= What you are asked to do =
Keep every line where the word "канализационного" appears; drop the rest.

######

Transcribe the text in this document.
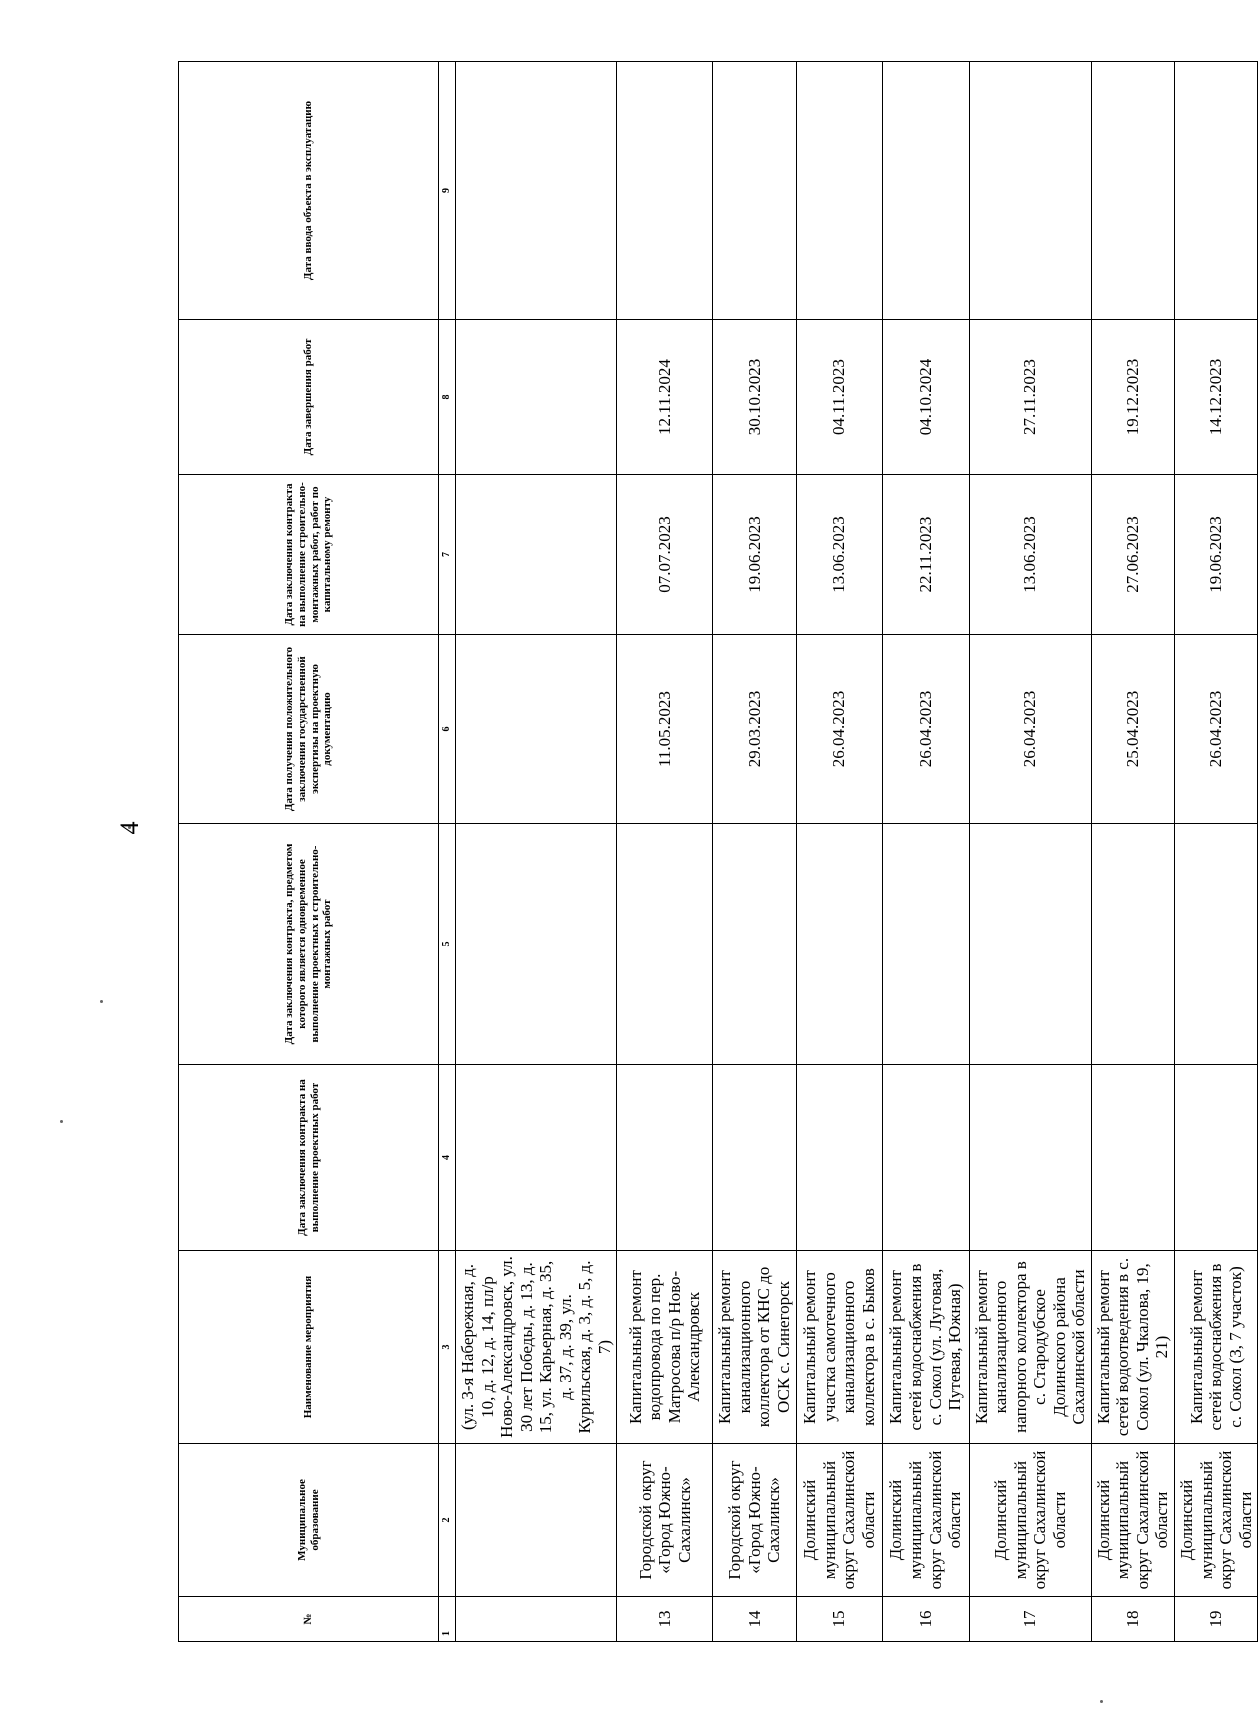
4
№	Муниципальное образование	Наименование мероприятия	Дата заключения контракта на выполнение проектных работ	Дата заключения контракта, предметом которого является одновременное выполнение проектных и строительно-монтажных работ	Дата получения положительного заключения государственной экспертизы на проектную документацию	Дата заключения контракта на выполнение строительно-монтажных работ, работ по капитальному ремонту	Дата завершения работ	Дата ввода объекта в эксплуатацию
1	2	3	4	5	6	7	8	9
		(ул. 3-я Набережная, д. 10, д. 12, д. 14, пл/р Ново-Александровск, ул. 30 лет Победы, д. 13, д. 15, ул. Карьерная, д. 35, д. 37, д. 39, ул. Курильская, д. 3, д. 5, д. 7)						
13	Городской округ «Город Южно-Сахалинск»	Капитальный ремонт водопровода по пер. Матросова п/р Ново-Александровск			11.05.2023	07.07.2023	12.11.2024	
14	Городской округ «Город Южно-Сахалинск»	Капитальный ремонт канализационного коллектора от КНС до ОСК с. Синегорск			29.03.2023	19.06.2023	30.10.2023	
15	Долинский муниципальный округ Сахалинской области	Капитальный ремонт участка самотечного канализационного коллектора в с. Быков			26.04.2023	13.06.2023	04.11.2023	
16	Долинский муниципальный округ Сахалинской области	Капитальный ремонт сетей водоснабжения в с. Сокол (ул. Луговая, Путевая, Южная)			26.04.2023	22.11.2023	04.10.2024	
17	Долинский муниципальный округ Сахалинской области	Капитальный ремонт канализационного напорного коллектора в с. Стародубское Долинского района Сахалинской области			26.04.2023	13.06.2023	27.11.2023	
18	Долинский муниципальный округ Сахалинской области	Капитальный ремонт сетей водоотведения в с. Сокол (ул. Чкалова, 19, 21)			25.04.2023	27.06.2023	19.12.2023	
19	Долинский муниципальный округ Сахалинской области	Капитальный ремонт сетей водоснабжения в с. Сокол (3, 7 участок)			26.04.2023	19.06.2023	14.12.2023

######

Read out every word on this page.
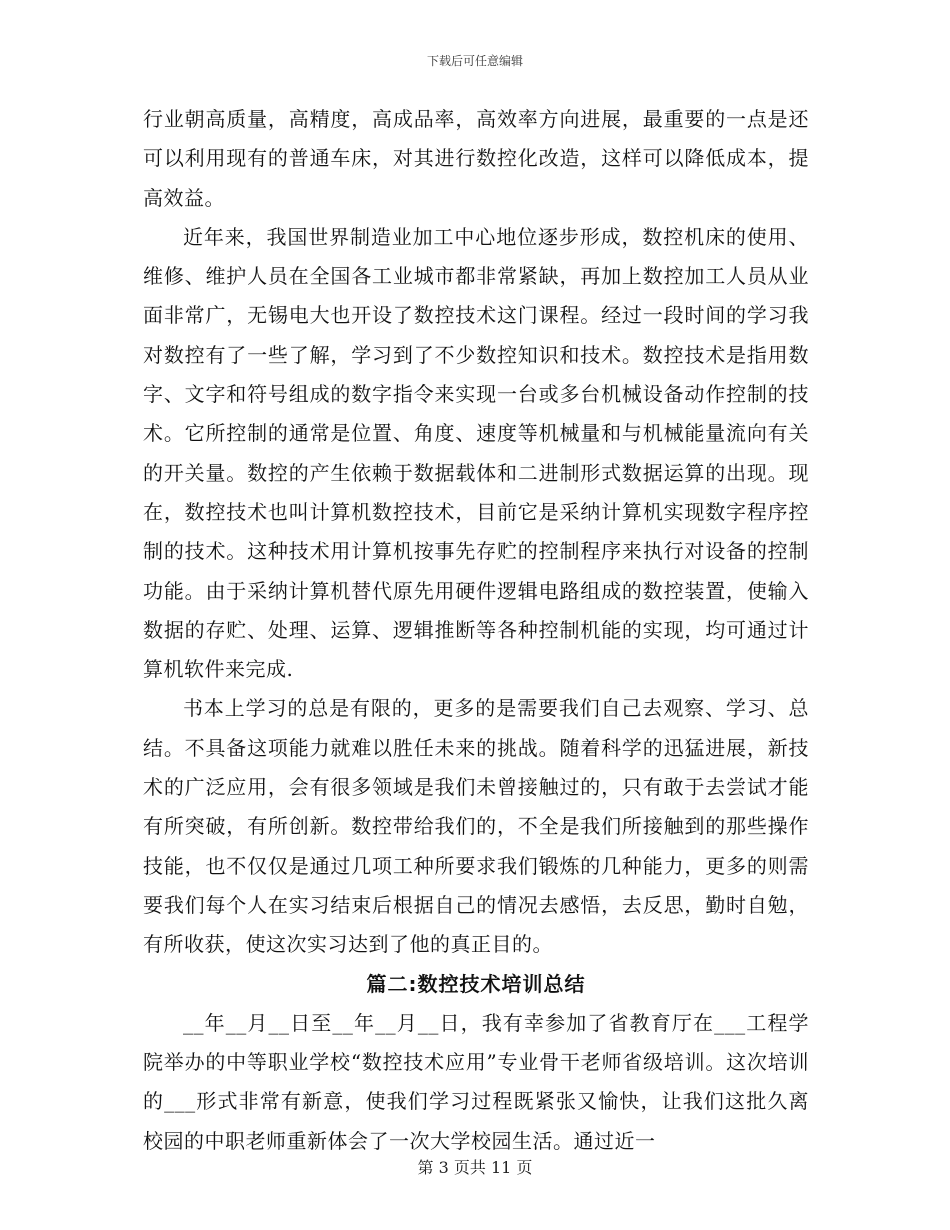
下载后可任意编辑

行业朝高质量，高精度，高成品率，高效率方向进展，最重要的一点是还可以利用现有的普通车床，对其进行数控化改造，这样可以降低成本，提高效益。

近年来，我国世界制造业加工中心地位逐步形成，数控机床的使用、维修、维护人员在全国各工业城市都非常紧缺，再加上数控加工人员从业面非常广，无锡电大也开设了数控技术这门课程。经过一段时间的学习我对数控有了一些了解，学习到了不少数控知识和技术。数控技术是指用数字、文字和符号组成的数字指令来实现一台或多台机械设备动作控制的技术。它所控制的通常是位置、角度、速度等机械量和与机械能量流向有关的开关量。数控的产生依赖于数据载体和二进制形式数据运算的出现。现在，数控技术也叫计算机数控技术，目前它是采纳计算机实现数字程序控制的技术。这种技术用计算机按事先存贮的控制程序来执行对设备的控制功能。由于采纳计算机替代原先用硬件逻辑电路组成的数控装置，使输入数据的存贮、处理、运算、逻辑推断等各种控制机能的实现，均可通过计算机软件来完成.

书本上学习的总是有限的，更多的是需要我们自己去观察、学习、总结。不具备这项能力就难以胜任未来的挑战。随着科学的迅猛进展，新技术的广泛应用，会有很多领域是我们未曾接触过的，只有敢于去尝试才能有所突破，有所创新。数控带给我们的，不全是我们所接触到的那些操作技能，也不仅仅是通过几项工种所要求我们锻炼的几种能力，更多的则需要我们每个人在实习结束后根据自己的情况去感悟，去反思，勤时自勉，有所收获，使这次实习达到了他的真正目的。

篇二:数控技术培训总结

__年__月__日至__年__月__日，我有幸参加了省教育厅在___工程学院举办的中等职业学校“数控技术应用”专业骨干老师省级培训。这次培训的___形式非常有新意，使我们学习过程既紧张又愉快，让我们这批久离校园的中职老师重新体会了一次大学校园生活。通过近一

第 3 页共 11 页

######

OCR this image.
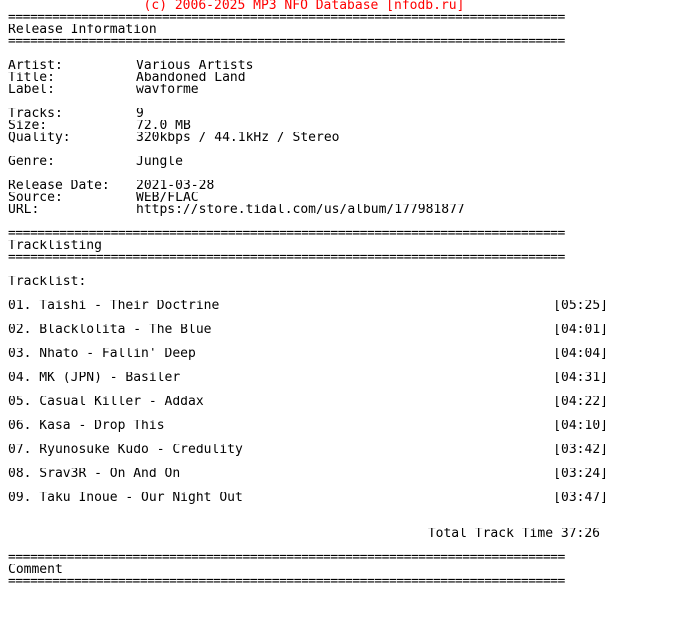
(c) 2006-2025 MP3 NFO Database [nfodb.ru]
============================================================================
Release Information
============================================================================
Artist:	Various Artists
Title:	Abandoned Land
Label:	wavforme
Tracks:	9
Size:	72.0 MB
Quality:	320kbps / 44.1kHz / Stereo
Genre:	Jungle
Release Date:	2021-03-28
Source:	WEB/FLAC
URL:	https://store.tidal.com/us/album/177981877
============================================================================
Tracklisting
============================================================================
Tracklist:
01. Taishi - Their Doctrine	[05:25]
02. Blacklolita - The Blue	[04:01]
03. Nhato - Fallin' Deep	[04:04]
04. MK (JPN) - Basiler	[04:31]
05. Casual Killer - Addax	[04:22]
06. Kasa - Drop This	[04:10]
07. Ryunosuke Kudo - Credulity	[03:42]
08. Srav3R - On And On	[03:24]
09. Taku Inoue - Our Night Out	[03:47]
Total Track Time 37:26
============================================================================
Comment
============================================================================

######

= Output below =
14	Городской округ «Город Южно-Сахалинск»	Капитальный ремонт канализационного коллектора от КНС до ОСК с. Синегорск			29.03.2023	19.06.2023	30.10.2023	
15	Долинский муниципальный округ Сахалинской области	Капитальный ремонт участка самотечного канализационного коллектора в с. Быков			26.04.2023	13.06.2023	04.11.2023	
17	Долинский муниципальный округ Сахалинской области	Капитальный ремонт канализационного напорного коллектора в с. Стародубское Долинского района Сахалинской области			26.04.2023	13.06.2023	27.11.2023	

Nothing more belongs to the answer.